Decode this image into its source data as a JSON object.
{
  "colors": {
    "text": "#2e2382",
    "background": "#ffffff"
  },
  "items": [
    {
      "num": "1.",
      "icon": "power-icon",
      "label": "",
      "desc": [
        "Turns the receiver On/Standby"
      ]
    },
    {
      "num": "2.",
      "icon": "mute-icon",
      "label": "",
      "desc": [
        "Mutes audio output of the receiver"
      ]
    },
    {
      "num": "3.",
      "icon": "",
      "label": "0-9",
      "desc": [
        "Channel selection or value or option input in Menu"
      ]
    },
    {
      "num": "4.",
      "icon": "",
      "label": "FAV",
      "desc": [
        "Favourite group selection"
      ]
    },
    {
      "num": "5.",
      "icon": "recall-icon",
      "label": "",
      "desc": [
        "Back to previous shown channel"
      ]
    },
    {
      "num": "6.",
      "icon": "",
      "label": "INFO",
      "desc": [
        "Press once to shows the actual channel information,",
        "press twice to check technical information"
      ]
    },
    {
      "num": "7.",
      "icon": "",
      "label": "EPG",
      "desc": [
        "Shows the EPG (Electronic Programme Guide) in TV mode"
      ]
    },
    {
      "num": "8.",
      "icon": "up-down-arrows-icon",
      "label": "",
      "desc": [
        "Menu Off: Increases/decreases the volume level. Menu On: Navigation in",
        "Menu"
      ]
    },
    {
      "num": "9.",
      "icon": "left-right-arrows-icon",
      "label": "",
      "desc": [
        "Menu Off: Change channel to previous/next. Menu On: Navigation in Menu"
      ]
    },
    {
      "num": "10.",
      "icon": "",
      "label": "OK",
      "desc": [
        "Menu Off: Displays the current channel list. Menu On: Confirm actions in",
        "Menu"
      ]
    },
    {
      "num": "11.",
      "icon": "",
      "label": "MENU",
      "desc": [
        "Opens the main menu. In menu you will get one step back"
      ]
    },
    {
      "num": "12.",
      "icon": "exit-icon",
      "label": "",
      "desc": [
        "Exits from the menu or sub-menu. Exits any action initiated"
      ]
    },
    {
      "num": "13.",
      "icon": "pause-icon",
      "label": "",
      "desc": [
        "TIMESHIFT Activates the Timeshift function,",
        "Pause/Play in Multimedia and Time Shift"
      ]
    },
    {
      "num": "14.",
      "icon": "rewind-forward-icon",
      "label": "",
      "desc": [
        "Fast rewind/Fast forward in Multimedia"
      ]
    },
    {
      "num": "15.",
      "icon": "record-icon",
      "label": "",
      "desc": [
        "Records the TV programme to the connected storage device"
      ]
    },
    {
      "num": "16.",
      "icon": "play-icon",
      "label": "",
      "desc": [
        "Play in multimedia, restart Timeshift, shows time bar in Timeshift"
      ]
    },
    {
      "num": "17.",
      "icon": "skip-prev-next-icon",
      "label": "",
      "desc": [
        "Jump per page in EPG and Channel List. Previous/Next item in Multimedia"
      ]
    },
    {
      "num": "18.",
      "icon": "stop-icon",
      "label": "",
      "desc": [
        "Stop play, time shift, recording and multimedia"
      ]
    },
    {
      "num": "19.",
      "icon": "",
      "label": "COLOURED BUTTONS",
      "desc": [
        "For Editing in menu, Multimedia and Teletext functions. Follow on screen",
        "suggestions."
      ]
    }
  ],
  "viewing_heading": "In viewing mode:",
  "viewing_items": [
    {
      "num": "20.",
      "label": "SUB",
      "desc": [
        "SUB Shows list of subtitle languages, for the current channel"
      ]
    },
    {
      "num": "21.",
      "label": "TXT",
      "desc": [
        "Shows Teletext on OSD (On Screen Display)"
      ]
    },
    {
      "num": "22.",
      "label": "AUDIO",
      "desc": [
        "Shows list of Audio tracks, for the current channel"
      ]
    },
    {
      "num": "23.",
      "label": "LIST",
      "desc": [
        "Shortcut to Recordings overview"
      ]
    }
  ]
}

_ _ _

Please reproduce every line of the material word for word.

[Complete answer]
Decode this image into its source data as a JSON object.
{
  "colors": {
    "text": "#2e2382",
    "background": "#ffffff"
  },
  "items": [
    {
      "num": "1.",
      "icon": "power-icon",
      "label": "",
      "desc": [
        "Turns the receiver On/Standby"
      ]
    },
    {
      "num": "2.",
      "icon": "mute-icon",
      "label": "",
      "desc": [
        "Mutes audio output of the receiver"
      ]
    },
    {
      "num": "3.",
      "icon": "",
      "label": "0-9",
      "desc": [
        "Channel selection or value or option input in Menu"
      ]
    },
    {
      "num": "4.",
      "icon": "",
      "label": "FAV",
      "desc": [
        "Favourite group selection"
      ]
    },
    {
      "num": "5.",
      "icon": "recall-icon",
      "label": "",
      "desc": [
        "Back to previous shown channel"
      ]
    },
    {
      "num": "6.",
      "icon": "",
      "label": "INFO",
      "desc": [
        "Press once to shows the actual channel information,",
        "press twice to check technical information"
      ]
    },
    {
      "num": "7.",
      "icon": "",
      "label": "EPG",
      "desc": [
        "Shows the EPG (Electronic Programme Guide) in TV mode"
      ]
    },
    {
      "num": "8.",
      "icon": "up-down-arrows-icon",
      "label": "",
      "desc": [
        "Menu Off: Increases/decreases the volume level. Menu On: Navigation in",
        "Menu"
      ]
    },
    {
      "num": "9.",
      "icon": "left-right-arrows-icon",
      "label": "",
      "desc": [
        "Menu Off: Change channel to previous/next. Menu On: Navigation in Menu"
      ]
    },
    {
      "num": "10.",
      "icon": "",
      "label": "OK",
      "desc": [
        "Menu Off: Displays the current channel list. Menu On: Confirm actions in",
        "Menu"
      ]
    },
    {
      "num": "11.",
      "icon": "",
      "label": "MENU",
      "desc": [
        "Opens the main menu. In menu you will get one step back"
      ]
    },
    {
      "num": "12.",
      "icon": "exit-icon",
      "label": "",
      "desc": [
        "Exits from the menu or sub-menu. Exits any action initiated"
      ]
    },
    {
      "num": "13.",
      "icon": "pause-icon",
      "label": "",
      "desc": [
        "TIMESHIFT Activates the Timeshift function,",
        "Pause/Play in Multimedia and Time Shift"
      ]
    },
    {
      "num": "14.",
      "icon": "rewind-forward-icon",
      "label": "",
      "desc": [
        "Fast rewind/Fast forward in Multimedia"
      ]
    },
    {
      "num": "15.",
      "icon": "record-icon",
      "label": "",
      "desc": [
        "Records the TV programme to the connected storage device"
      ]
    },
    {
      "num": "16.",
      "icon": "play-icon",
      "label": "",
      "desc": [
        "Play in multimedia, restart Timeshift, shows time bar in Timeshift"
      ]
    },
    {
      "num": "17.",
      "icon": "skip-prev-next-icon",
      "label": "",
      "desc": [
        "Jump per page in EPG and Channel List. Previous/Next item in Multimedia"
      ]
    },
    {
      "num": "18.",
      "icon": "stop-icon",
      "label": "",
      "desc": [
        "Stop play, time shift, recording and multimedia"
      ]
    },
    {
      "num": "19.",
      "icon": "",
      "label": "COLOURED BUTTONS",
      "desc": [
        "For Editing in menu, Multimedia and Teletext functions. Follow on screen",
        "suggestions."
      ]
    }
  ],
  "viewing_heading": "In viewing mode:",
  "viewing_items": [
    {
      "num": "20.",
      "label": "SUB",
      "desc": [
        "SUB Shows list of subtitle languages, for the current channel"
      ]
    },
    {
      "num": "21.",
      "label": "TXT",
      "desc": [
        "Shows Teletext on OSD (On Screen Display)"
      ]
    },
    {
      "num": "22.",
      "label": "AUDIO",
      "desc": [
        "Shows list of Audio tracks, for the current channel"
      ]
    },
    {
      "num": "23.",
      "label": "LIST",
      "desc": [
        "Shortcut to Recordings overview"
      ]
    }
  ]
}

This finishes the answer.